#### EXERCISE DIRECTIONS:
Without altering anything, output the material below.

#### THE RECORDS:
::::::::::

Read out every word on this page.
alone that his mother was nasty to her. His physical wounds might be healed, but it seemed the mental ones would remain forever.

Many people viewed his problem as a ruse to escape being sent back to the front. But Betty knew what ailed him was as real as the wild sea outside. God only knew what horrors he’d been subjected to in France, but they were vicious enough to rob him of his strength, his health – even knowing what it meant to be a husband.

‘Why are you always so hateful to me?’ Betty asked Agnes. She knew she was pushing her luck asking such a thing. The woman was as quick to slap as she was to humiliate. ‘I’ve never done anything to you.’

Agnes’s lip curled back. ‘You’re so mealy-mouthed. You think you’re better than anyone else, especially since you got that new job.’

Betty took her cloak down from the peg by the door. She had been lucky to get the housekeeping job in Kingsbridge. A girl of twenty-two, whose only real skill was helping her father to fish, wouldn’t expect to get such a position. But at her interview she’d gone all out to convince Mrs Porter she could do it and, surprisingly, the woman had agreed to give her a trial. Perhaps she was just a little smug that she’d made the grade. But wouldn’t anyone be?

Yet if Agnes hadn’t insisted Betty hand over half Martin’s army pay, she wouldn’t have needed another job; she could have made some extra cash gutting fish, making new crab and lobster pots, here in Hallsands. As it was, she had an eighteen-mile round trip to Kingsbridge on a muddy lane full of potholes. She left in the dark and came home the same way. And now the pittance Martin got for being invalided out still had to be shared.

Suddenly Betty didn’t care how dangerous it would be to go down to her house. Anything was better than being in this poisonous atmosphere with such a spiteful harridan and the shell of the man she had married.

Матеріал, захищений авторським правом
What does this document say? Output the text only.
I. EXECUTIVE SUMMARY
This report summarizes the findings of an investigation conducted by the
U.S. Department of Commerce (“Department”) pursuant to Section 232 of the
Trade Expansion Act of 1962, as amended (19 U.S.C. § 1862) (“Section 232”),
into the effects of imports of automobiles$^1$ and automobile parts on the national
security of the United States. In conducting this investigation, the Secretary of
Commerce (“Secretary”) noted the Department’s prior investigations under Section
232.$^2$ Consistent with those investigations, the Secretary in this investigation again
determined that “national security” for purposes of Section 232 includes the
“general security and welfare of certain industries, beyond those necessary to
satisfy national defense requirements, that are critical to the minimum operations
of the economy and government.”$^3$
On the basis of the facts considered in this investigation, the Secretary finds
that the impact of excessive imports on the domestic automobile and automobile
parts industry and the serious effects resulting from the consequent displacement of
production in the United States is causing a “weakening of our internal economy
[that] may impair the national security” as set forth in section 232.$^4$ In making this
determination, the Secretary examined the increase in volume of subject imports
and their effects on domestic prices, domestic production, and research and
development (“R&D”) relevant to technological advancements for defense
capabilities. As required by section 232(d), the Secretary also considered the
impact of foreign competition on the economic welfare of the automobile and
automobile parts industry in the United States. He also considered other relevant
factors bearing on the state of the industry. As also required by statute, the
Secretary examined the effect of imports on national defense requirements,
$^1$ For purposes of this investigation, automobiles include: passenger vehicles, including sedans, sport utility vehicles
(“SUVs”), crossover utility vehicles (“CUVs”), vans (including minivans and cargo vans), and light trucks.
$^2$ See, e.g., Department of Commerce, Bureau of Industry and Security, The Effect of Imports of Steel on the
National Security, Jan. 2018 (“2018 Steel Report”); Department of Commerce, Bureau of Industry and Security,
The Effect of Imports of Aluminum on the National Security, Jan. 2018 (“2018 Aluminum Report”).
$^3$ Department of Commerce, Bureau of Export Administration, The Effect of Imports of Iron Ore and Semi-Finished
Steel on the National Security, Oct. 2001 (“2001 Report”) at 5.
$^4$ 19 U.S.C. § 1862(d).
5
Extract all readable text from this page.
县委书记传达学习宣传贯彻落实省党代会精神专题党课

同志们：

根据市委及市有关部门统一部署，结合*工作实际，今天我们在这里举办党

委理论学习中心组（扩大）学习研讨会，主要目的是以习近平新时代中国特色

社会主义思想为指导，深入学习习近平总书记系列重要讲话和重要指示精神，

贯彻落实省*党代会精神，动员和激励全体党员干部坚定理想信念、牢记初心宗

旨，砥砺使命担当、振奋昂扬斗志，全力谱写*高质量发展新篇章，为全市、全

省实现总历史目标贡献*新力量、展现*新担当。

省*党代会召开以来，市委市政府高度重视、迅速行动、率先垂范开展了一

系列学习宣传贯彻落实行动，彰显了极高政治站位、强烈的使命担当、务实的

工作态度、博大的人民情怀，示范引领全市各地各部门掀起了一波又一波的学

::::::::::

#### WRITTEN ANSWER:
Read out every word on this page.
alone that his mother was nasty to her. His physical wounds might be healed, but it seemed the mental ones would remain forever.

Many people viewed his problem as a ruse to escape being sent back to the front. But Betty knew what ailed him was as real as the wild sea outside. God only knew what horrors he’d been subjected to in France, but they were vicious enough to rob him of his strength, his health – even knowing what it meant to be a husband.

‘Why are you always so hateful to me?’ Betty asked Agnes. She knew she was pushing her luck asking such a thing. The woman was as quick to slap as she was to humiliate. ‘I’ve never done anything to you.’

Agnes’s lip curled back. ‘You’re so mealy-mouthed. You think you’re better than anyone else, especially since you got that new job.’

Betty took her cloak down from the peg by the door. She had been lucky to get the housekeeping job in Kingsbridge. A girl of twenty-two, whose only real skill was helping her father to fish, wouldn’t expect to get such a position. But at her interview she’d gone all out to convince Mrs Porter she could do it and, surprisingly, the woman had agreed to give her a trial. Perhaps she was just a little smug that she’d made the grade. But wouldn’t anyone be?

Yet if Agnes hadn’t insisted Betty hand over half Martin’s army pay, she wouldn’t have needed another job; she could have made some extra cash gutting fish, making new crab and lobster pots, here in Hallsands. As it was, she had an eighteen-mile round trip to Kingsbridge on a muddy lane full of potholes. She left in the dark and came home the same way. And now the pittance Martin got for being invalided out still had to be shared.

Suddenly Betty didn’t care how dangerous it would be to go down to her house. Anything was better than being in this poisonous atmosphere with such a spiteful harridan and the shell of the man she had married.

Матеріал, захищений авторським правом
What does this document say? Output the text only.
I. EXECUTIVE SUMMARY
This report summarizes the findings of an investigation conducted by the
U.S. Department of Commerce (“Department”) pursuant to Section 232 of the
Trade Expansion Act of 1962, as amended (19 U.S.C. § 1862) (“Section 232”),
into the effects of imports of automobiles$^1$ and automobile parts on the national
security of the United States. In conducting this investigation, the Secretary of
Commerce (“Secretary”) noted the Department’s prior investigations under Section
232.$^2$ Consistent with those investigations, the Secretary in this investigation again
determined that “national security” for purposes of Section 232 includes the
“general security and welfare of certain industries, beyond those necessary to
satisfy national defense requirements, that are critical to the minimum operations
of the economy and government.”$^3$
On the basis of the facts considered in this investigation, the Secretary finds
that the impact of excessive imports on the domestic automobile and automobile
parts industry and the serious effects resulting from the consequent displacement of
production in the United States is causing a “weakening of our internal economy
[that] may impair the national security” as set forth in section 232.$^4$ In making this
determination, the Secretary examined the increase in volume of subject imports
and their effects on domestic prices, domestic production, and research and
development (“R&D”) relevant to technological advancements for defense
capabilities. As required by section 232(d), the Secretary also considered the
impact of foreign competition on the economic welfare of the automobile and
automobile parts industry in the United States. He also considered other relevant
factors bearing on the state of the industry. As also required by statute, the
Secretary examined the effect of imports on national defense requirements,
$^1$ For purposes of this investigation, automobiles include: passenger vehicles, including sedans, sport utility vehicles
(“SUVs”), crossover utility vehicles (“CUVs”), vans (including minivans and cargo vans), and light trucks.
$^2$ See, e.g., Department of Commerce, Bureau of Industry and Security, The Effect of Imports of Steel on the
National Security, Jan. 2018 (“2018 Steel Report”); Department of Commerce, Bureau of Industry and Security,
The Effect of Imports of Aluminum on the National Security, Jan. 2018 (“2018 Aluminum Report”).
$^3$ Department of Commerce, Bureau of Export Administration, The Effect of Imports of Iron Ore and Semi-Finished
Steel on the National Security, Oct. 2001 (“2001 Report”) at 5.
$^4$ 19 U.S.C. § 1862(d).
5
Extract all readable text from this page.
县委书记传达学习宣传贯彻落实省党代会精神专题党课

同志们：

根据市委及市有关部门统一部署，结合*工作实际，今天我们在这里举办党

委理论学习中心组（扩大）学习研讨会，主要目的是以习近平新时代中国特色

社会主义思想为指导，深入学习习近平总书记系列重要讲话和重要指示精神，

贯彻落实省*党代会精神，动员和激励全体党员干部坚定理想信念、牢记初心宗

旨，砥砺使命担当、振奋昂扬斗志，全力谱写*高质量发展新篇章，为全市、全

省实现总历史目标贡献*新力量、展现*新担当。

省*党代会召开以来，市委市政府高度重视、迅速行动、率先垂范开展了一

系列学习宣传贯彻落实行动，彰显了极高政治站位、强烈的使命担当、务实的

工作态度、博大的人民情怀，示范引领全市各地各部门掀起了一波又一波的学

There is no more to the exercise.